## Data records
--- Start ---
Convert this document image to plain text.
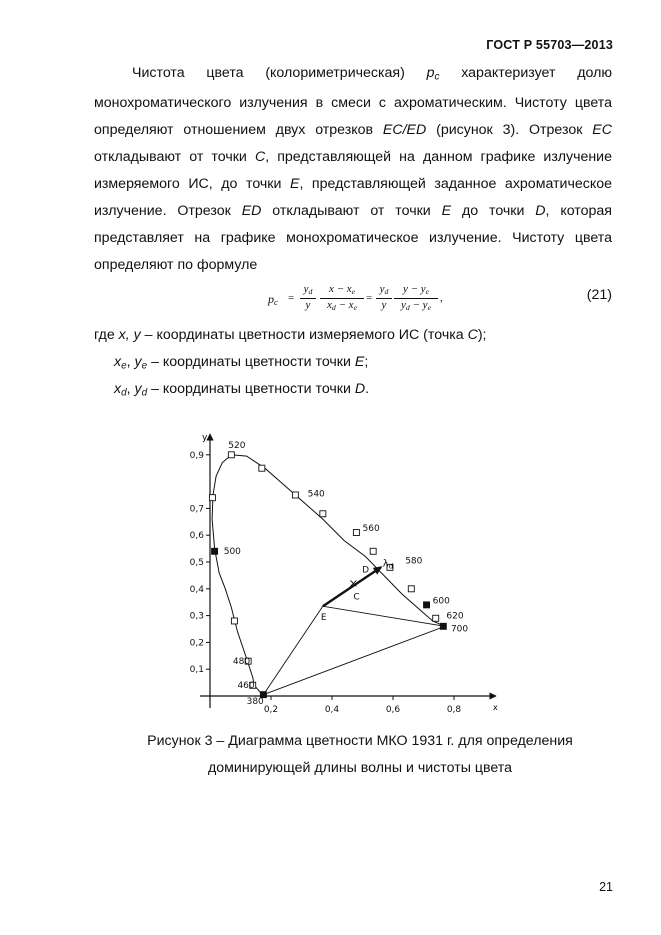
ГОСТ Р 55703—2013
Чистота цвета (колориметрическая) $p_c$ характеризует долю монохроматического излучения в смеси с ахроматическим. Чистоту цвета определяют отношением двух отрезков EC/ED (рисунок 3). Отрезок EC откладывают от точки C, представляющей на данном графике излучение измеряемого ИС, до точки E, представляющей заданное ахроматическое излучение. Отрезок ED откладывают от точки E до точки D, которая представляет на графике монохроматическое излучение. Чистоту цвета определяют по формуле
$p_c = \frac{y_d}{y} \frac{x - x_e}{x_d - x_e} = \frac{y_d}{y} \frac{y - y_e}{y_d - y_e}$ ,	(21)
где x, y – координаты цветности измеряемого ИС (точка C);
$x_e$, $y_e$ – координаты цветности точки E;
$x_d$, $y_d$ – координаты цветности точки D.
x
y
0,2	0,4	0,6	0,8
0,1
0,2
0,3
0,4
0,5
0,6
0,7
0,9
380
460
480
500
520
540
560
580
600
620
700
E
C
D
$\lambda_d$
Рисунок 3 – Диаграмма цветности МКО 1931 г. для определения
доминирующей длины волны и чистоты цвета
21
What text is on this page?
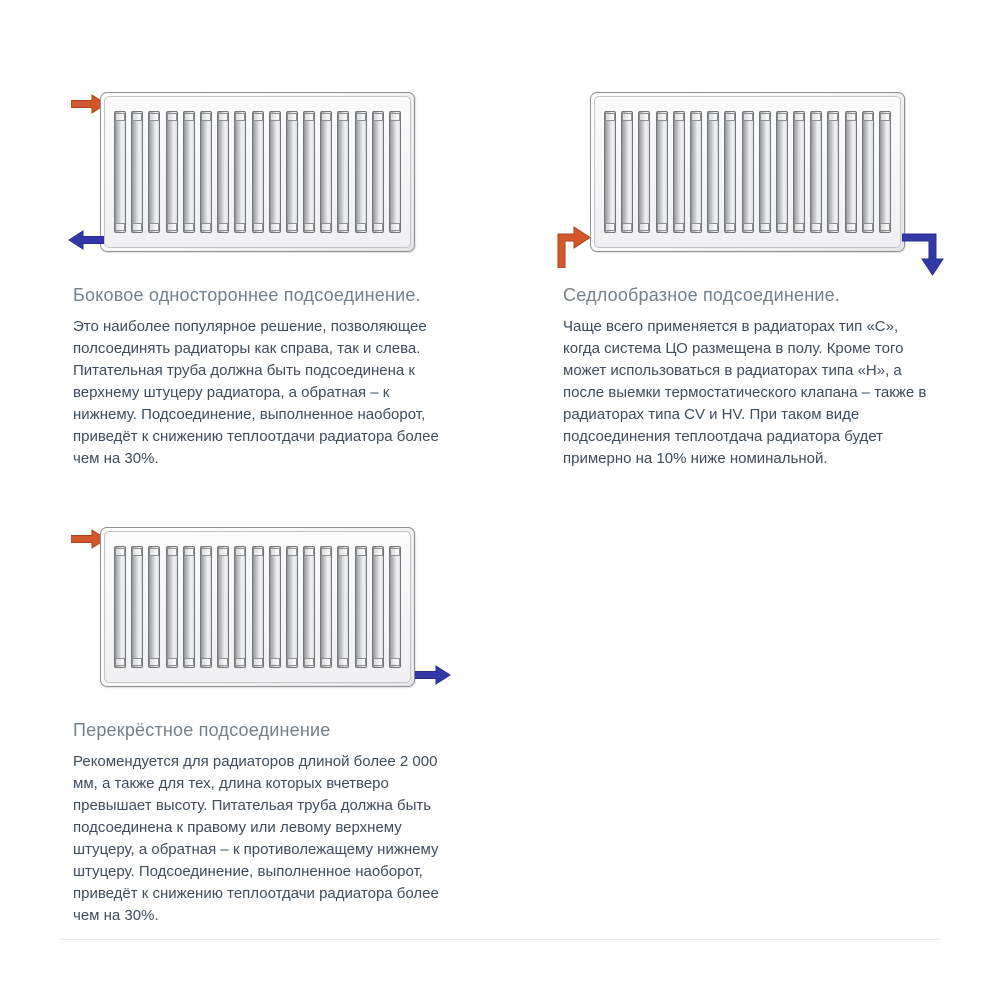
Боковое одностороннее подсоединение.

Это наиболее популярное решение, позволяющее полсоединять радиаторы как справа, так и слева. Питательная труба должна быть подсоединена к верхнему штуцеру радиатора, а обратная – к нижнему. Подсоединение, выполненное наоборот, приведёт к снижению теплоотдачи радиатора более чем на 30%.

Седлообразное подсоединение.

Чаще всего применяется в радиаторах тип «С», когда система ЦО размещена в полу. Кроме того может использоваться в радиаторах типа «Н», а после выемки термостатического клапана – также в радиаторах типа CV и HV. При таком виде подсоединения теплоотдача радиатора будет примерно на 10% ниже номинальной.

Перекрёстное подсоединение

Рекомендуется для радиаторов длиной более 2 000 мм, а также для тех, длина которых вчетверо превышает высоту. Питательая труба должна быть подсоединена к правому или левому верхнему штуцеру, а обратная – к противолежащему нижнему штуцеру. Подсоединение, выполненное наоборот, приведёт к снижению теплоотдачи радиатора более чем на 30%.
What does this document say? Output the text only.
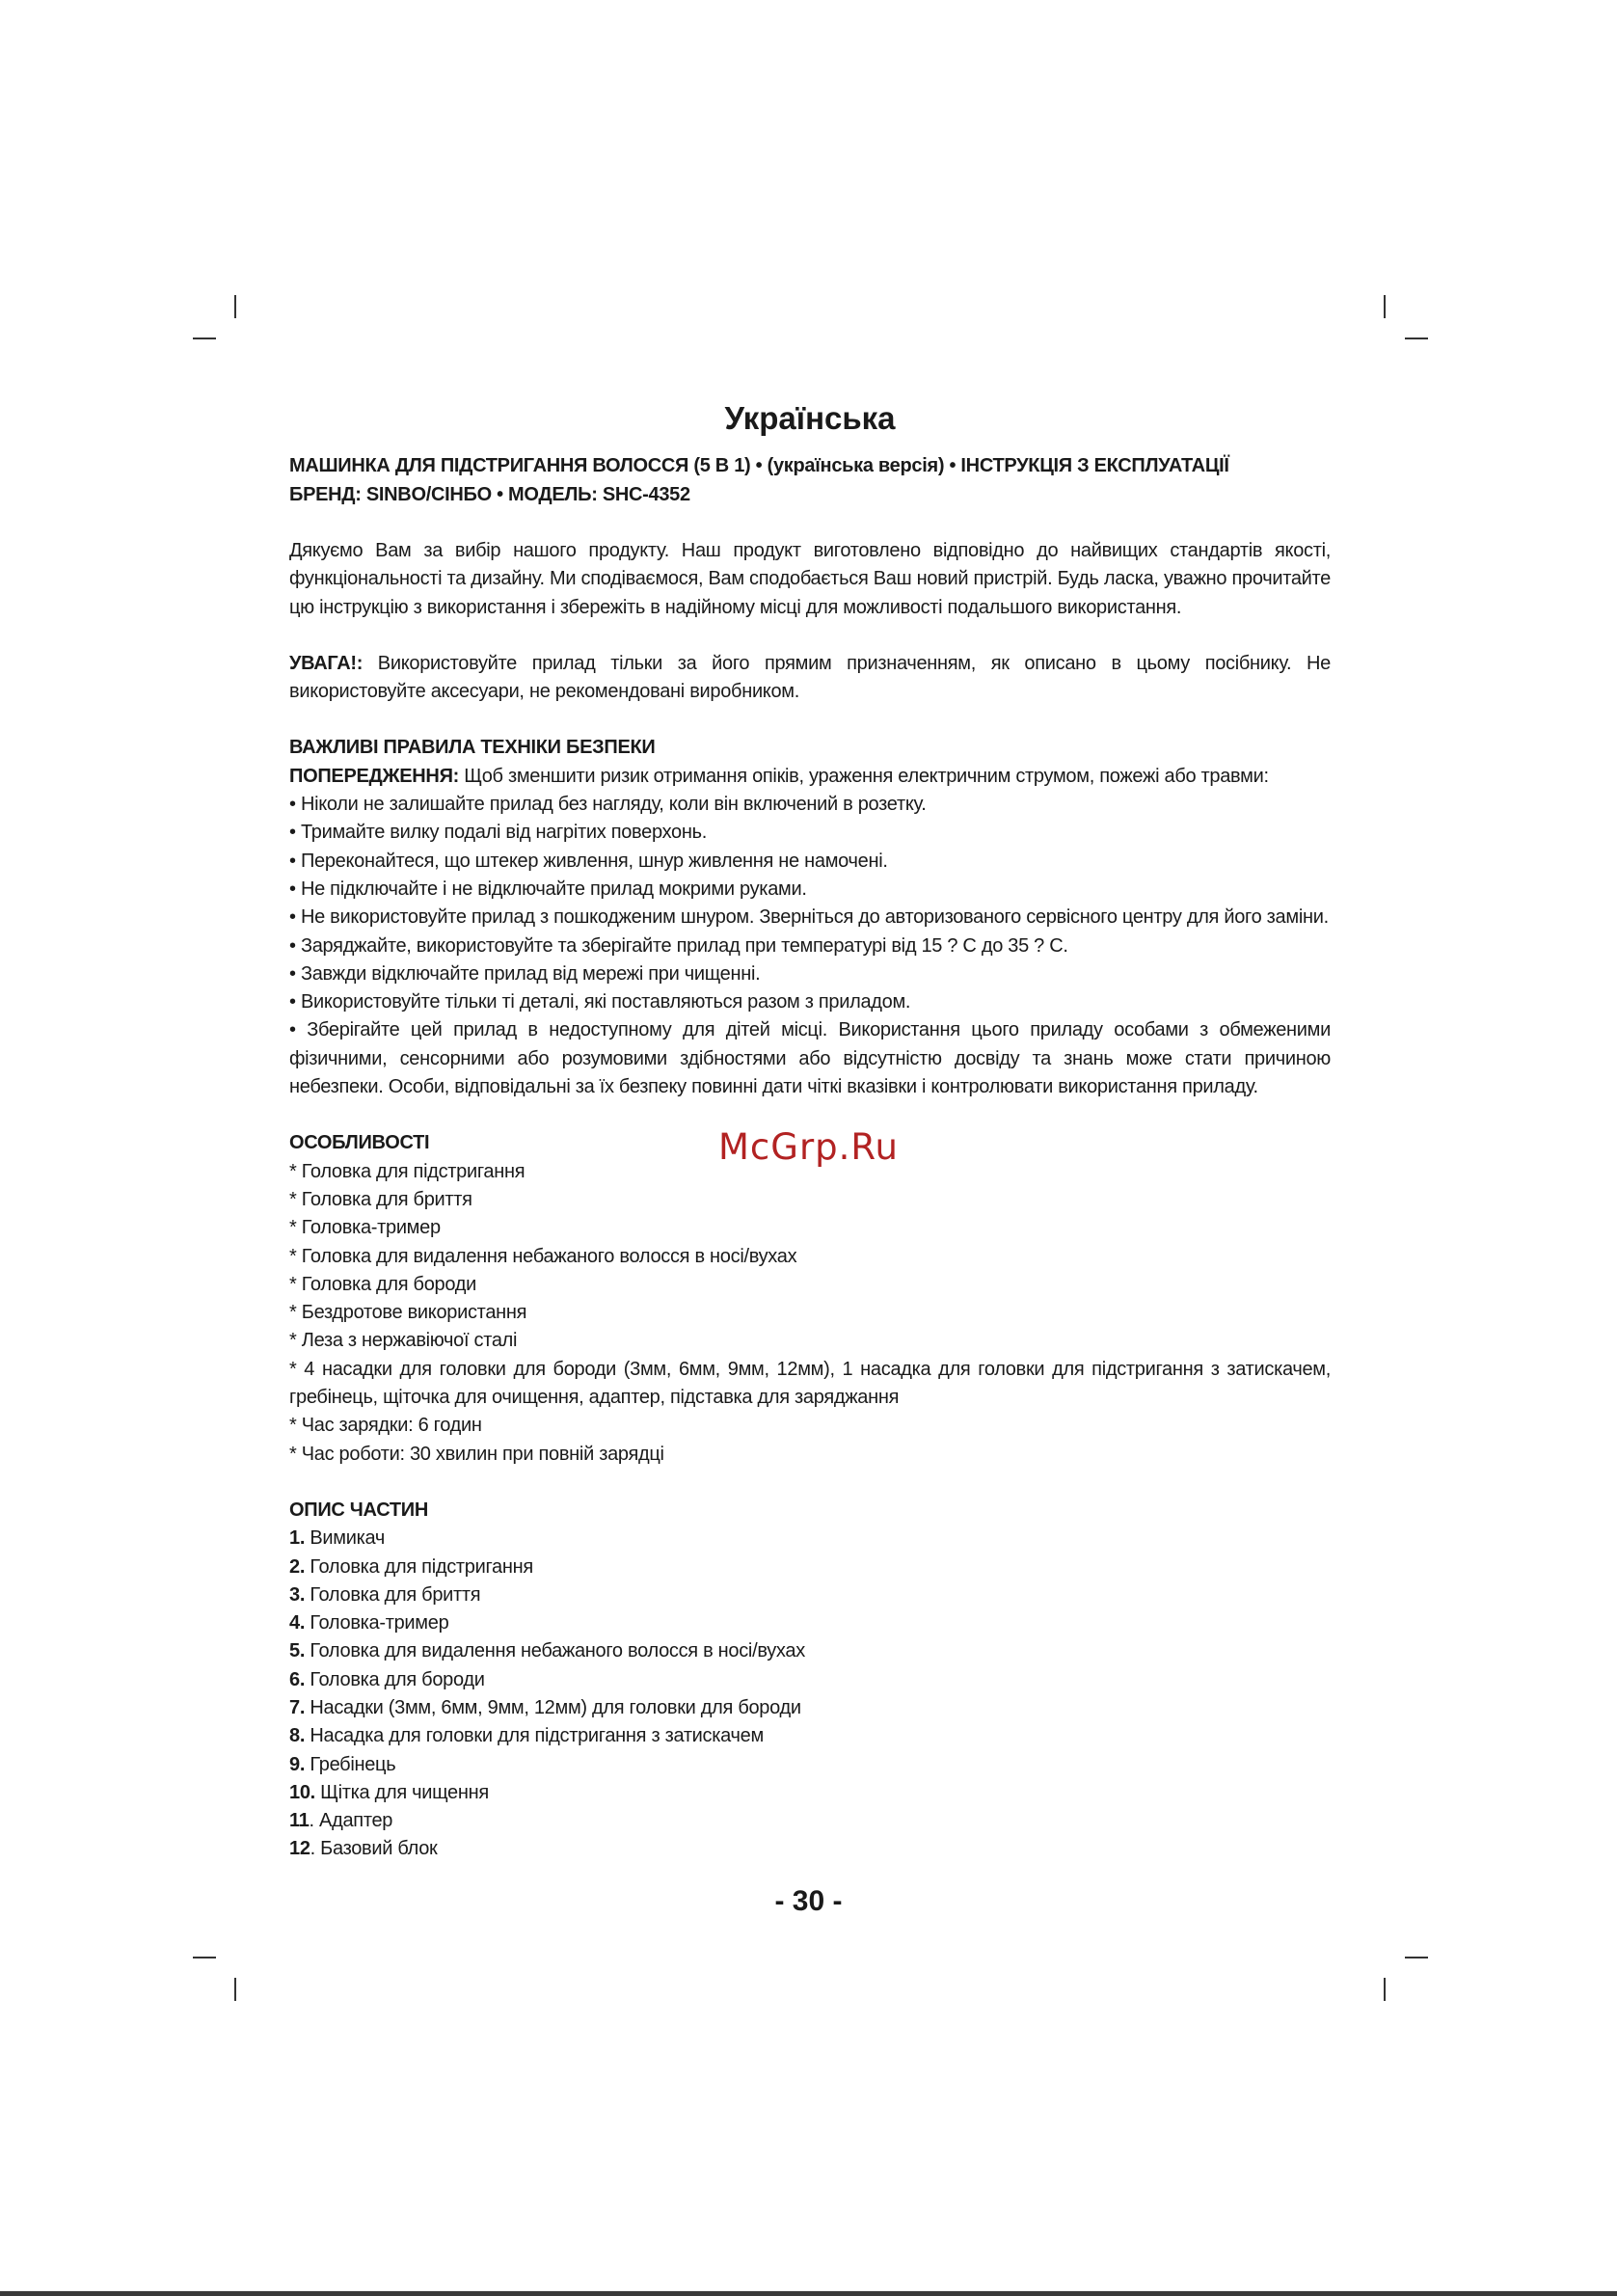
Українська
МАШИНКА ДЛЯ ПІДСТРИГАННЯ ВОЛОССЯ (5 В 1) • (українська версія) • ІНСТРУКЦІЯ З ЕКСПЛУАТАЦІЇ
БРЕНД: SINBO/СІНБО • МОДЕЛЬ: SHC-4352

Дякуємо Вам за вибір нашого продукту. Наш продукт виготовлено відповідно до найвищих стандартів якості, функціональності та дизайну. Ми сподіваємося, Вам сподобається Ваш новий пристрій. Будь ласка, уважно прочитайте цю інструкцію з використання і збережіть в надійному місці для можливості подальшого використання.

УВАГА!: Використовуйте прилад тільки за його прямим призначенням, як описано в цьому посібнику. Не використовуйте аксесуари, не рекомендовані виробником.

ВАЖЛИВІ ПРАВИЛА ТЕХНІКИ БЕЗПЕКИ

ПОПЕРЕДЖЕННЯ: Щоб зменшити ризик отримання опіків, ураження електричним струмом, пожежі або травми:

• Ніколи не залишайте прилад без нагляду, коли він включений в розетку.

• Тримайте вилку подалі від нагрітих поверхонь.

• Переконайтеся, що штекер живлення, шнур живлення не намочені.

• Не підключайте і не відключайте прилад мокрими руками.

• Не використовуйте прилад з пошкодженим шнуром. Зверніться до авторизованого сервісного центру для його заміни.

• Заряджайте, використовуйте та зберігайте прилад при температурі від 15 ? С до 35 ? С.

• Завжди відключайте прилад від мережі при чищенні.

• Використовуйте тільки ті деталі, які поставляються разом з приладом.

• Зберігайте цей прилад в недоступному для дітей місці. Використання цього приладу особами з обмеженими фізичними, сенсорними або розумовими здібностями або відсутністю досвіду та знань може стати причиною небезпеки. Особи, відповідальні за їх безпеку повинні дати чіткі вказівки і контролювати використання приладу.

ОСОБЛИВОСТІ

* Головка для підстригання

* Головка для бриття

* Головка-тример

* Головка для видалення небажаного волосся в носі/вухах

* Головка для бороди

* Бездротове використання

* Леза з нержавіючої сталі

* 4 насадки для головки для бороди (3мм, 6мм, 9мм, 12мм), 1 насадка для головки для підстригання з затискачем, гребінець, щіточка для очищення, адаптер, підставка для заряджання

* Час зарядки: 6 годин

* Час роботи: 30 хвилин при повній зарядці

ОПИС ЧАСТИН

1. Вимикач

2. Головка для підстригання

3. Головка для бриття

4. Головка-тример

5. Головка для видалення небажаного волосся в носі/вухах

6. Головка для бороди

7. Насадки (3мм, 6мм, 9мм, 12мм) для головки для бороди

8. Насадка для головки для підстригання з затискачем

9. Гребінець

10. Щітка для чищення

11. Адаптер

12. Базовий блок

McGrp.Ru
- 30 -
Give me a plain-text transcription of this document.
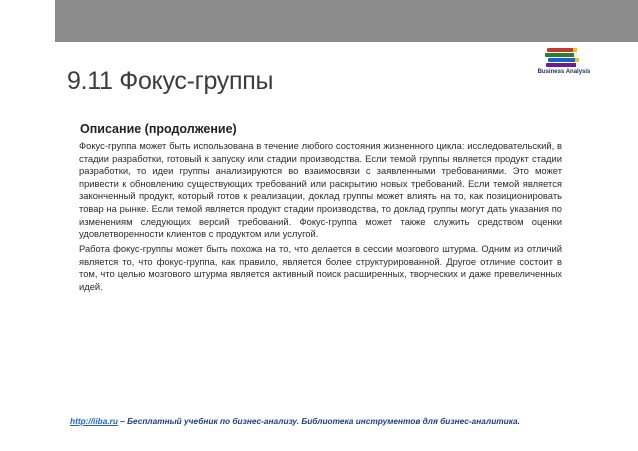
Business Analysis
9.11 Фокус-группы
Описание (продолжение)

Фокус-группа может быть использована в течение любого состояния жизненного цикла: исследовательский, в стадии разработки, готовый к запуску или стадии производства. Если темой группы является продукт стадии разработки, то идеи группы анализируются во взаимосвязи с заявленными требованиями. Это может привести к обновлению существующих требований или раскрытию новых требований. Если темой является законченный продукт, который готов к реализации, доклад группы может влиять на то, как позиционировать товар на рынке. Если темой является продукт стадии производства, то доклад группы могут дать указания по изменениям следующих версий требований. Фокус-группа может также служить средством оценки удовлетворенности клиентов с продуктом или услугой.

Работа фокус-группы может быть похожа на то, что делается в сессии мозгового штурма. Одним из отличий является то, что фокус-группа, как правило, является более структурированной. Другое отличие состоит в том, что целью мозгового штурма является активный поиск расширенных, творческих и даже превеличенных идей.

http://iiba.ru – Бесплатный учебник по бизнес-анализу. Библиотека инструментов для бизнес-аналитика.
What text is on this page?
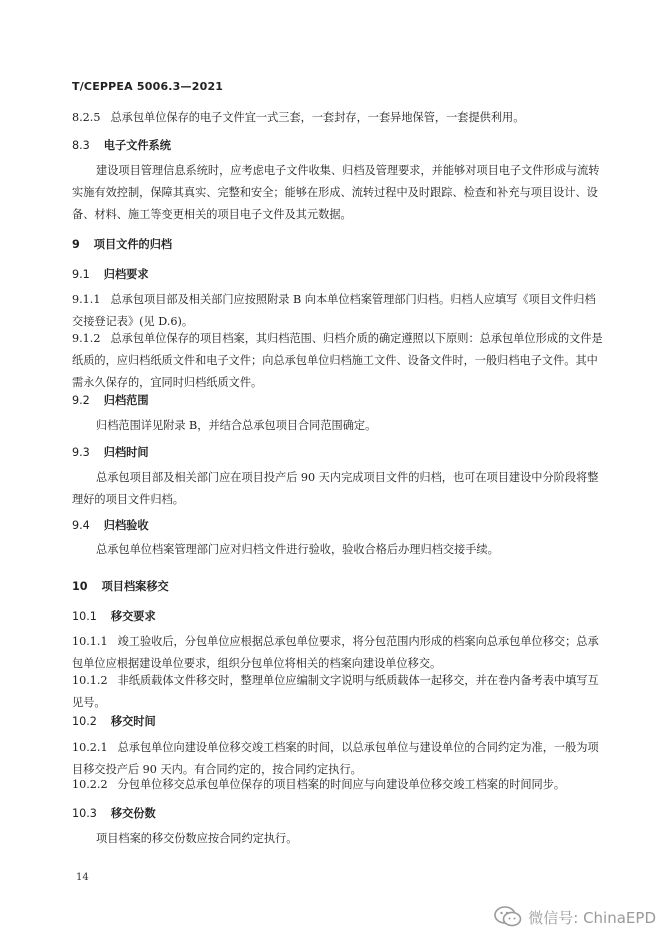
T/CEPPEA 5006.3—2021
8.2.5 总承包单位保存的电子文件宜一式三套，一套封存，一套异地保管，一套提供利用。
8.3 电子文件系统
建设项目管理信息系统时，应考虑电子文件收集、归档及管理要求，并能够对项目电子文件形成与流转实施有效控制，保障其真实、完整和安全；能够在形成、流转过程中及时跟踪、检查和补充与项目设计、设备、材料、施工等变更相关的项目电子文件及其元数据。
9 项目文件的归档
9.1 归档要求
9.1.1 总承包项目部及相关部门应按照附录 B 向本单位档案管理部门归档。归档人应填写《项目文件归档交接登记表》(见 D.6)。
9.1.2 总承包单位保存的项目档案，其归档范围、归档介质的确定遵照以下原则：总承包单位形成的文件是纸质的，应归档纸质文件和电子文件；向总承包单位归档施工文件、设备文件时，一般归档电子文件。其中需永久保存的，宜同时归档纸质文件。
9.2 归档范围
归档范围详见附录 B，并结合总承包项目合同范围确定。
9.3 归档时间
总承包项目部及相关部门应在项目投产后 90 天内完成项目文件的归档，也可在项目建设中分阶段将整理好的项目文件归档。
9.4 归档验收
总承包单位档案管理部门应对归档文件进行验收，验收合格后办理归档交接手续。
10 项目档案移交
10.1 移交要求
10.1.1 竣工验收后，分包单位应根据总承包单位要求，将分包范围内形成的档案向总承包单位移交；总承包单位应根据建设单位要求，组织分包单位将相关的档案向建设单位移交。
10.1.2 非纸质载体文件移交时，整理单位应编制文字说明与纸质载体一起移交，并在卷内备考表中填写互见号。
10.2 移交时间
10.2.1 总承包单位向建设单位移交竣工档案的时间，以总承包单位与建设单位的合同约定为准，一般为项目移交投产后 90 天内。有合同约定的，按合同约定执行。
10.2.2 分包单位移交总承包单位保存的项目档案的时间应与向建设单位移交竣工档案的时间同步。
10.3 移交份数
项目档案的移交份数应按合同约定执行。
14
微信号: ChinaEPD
--- End ---
## Stated task
Only the number is needed: state how many lines in the listing contain "более".

## Correct output
3